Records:
____________

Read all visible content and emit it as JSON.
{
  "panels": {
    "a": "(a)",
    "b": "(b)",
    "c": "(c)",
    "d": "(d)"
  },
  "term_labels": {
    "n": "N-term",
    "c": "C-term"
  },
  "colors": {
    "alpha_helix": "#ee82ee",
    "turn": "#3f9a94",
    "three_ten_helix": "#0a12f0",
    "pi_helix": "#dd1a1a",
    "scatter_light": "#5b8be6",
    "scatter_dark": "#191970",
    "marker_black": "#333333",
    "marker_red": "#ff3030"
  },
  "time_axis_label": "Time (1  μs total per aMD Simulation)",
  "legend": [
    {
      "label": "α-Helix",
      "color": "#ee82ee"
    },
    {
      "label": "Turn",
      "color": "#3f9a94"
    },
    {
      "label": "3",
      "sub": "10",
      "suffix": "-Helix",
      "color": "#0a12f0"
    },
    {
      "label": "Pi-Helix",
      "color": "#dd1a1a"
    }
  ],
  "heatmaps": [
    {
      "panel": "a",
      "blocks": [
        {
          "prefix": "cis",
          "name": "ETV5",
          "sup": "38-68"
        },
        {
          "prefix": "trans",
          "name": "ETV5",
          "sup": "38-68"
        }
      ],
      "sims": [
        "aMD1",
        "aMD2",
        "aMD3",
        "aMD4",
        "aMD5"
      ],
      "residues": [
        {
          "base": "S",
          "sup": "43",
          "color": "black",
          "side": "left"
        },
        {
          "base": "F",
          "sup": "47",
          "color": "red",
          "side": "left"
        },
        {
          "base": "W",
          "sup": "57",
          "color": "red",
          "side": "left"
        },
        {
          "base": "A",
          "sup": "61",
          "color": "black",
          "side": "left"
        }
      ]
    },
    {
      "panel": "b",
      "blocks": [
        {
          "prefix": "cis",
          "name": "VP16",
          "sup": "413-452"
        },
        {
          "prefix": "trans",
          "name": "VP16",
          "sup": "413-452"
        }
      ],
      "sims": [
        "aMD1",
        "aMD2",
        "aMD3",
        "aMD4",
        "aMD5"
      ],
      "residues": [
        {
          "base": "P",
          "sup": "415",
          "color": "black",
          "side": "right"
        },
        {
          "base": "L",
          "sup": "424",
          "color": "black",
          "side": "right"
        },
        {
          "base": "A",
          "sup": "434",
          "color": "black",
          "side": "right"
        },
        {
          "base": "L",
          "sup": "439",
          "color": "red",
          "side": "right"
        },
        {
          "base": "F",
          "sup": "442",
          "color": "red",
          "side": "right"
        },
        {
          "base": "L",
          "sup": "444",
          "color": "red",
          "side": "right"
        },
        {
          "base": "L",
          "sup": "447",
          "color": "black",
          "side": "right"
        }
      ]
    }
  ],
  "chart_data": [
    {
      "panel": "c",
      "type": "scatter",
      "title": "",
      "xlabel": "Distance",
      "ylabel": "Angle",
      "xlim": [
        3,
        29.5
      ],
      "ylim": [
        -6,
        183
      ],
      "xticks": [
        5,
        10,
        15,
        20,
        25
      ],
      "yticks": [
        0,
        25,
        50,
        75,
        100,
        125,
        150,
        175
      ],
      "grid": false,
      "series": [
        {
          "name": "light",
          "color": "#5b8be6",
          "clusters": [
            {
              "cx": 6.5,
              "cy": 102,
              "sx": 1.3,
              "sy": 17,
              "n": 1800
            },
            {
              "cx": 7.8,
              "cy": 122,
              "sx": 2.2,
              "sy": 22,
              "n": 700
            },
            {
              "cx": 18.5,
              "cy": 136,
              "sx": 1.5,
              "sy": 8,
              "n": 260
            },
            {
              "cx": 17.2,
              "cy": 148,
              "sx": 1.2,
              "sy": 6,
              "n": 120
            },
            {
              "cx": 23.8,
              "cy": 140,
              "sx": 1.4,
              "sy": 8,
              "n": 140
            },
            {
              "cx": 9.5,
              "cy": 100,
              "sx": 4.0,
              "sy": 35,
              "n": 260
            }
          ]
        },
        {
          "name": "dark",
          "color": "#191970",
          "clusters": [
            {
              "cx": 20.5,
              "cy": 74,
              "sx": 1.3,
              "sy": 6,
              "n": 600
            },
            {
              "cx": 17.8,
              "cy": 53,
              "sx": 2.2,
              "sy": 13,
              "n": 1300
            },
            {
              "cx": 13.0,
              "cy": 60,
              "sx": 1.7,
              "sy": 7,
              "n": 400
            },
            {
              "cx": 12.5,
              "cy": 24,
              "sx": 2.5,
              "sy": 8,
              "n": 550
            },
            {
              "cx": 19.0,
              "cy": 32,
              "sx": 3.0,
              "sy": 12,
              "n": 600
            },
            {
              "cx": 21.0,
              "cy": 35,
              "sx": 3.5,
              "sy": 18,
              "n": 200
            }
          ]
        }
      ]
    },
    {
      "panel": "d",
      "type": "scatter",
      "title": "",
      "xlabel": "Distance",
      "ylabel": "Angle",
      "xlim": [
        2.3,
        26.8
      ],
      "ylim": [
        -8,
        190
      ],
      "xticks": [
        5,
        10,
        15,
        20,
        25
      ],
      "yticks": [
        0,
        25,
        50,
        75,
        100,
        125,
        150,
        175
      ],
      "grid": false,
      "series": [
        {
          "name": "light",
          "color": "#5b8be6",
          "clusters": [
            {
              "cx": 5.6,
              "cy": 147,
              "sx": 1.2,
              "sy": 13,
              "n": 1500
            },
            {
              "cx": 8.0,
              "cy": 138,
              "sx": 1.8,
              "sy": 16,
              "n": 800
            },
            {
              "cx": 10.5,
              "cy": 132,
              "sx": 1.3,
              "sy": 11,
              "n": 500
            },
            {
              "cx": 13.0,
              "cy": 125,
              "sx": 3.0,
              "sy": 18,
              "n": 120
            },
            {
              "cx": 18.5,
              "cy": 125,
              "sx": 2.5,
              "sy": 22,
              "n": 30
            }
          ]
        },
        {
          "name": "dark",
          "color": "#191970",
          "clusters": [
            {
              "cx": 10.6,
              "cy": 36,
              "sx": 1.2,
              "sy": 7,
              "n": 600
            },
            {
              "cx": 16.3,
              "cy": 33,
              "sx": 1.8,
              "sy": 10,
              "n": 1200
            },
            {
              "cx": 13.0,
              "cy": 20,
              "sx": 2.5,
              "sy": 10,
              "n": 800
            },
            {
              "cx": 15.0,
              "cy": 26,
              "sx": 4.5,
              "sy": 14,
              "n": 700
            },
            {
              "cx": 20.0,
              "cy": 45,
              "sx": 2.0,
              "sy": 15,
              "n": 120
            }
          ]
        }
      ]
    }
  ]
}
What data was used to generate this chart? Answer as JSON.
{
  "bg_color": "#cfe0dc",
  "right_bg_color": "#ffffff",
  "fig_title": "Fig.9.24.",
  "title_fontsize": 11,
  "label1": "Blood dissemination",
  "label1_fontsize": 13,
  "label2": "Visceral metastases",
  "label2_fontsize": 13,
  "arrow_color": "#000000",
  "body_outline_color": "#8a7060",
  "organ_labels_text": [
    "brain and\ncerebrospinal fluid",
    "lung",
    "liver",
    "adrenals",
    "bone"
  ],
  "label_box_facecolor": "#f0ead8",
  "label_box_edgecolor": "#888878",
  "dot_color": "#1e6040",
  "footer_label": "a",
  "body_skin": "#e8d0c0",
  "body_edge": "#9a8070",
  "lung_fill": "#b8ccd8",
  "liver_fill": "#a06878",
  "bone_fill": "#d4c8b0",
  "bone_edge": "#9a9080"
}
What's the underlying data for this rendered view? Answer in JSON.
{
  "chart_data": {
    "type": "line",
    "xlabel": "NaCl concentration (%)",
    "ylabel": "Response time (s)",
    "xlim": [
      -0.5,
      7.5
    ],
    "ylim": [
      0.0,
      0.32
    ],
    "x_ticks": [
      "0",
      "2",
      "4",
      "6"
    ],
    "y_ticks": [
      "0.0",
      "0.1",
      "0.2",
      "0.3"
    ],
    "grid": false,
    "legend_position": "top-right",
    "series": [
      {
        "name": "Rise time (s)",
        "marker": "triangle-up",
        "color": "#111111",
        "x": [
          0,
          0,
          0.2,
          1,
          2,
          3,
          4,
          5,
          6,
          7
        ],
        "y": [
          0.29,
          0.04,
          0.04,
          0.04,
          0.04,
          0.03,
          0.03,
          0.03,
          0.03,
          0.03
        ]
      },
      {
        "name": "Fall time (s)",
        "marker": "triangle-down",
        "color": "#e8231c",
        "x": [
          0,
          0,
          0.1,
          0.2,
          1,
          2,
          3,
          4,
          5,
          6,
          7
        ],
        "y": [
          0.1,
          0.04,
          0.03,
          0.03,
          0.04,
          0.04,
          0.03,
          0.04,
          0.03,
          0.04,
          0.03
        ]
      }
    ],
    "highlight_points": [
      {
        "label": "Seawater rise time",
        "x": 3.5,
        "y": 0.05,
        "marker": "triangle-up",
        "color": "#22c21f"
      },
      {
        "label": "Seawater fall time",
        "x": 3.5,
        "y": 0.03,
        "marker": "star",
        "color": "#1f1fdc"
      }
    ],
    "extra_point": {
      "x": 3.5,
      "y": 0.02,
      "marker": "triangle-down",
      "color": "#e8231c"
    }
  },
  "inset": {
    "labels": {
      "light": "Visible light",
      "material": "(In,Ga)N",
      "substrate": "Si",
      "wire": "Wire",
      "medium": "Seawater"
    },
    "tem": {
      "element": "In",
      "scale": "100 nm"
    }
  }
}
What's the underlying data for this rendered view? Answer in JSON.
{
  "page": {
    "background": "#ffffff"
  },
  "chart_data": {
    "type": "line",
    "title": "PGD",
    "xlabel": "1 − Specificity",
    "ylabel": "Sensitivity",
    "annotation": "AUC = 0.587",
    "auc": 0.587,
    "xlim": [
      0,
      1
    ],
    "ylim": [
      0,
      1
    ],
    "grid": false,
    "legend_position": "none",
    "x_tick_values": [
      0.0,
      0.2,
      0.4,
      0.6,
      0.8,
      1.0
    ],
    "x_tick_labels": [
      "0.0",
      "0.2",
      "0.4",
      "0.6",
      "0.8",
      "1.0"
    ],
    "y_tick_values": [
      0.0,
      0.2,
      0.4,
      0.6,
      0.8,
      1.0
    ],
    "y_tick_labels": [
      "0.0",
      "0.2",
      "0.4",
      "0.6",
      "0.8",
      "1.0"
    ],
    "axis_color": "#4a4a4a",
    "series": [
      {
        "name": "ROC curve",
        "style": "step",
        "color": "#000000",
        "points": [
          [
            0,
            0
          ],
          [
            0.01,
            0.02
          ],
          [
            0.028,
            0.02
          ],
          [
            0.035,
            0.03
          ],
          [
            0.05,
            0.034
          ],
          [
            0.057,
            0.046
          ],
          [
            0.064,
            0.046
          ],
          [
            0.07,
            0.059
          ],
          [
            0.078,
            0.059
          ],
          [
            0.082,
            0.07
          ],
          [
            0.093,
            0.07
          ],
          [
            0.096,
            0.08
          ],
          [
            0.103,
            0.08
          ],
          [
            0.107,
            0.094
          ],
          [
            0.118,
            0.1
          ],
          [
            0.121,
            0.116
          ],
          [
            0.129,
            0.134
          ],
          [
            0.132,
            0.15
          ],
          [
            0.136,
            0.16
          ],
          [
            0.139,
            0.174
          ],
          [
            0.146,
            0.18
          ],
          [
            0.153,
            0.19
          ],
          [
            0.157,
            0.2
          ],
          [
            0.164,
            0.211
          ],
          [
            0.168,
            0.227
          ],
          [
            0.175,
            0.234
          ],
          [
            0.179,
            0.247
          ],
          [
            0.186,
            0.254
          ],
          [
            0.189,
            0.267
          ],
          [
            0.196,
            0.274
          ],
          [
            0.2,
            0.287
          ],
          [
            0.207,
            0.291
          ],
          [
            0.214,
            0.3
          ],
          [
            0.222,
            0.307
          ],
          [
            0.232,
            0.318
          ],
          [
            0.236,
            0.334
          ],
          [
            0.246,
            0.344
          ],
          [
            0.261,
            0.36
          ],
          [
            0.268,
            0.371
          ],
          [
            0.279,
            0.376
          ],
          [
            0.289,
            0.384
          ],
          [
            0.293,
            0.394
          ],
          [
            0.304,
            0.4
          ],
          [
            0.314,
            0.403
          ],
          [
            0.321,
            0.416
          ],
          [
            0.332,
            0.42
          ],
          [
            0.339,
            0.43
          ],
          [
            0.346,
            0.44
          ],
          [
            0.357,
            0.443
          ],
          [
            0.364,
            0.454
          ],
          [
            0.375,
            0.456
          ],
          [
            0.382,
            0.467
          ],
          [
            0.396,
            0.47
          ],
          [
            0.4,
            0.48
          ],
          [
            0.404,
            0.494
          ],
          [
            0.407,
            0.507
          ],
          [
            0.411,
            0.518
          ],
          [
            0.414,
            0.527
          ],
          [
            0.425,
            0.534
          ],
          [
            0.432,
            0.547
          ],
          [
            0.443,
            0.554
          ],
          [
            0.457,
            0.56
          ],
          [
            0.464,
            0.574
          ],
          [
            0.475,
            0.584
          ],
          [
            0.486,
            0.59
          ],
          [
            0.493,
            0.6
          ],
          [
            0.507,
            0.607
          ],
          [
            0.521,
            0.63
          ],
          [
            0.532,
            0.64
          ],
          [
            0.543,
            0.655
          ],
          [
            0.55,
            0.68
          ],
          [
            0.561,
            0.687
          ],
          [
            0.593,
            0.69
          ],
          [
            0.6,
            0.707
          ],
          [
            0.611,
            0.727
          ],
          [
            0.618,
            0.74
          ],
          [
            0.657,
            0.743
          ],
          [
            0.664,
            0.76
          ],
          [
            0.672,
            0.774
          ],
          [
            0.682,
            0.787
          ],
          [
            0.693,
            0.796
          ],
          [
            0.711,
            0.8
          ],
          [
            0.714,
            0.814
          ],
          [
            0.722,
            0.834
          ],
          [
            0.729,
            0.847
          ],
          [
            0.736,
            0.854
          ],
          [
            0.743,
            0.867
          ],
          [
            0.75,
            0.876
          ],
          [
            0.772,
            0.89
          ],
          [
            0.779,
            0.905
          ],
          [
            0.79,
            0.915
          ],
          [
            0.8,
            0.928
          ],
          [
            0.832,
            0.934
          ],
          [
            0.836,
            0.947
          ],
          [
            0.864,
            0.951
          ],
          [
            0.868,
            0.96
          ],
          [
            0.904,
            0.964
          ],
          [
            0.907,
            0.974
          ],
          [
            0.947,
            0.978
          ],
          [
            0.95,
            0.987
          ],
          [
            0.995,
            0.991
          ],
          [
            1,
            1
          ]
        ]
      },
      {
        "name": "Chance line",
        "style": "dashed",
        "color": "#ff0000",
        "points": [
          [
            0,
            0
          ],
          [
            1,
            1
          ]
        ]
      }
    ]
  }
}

____________

EXERCISE DETAILS: Among the records above, how many lines carry the string "down"? Reply with the number alone.

RESULT BELOW: 2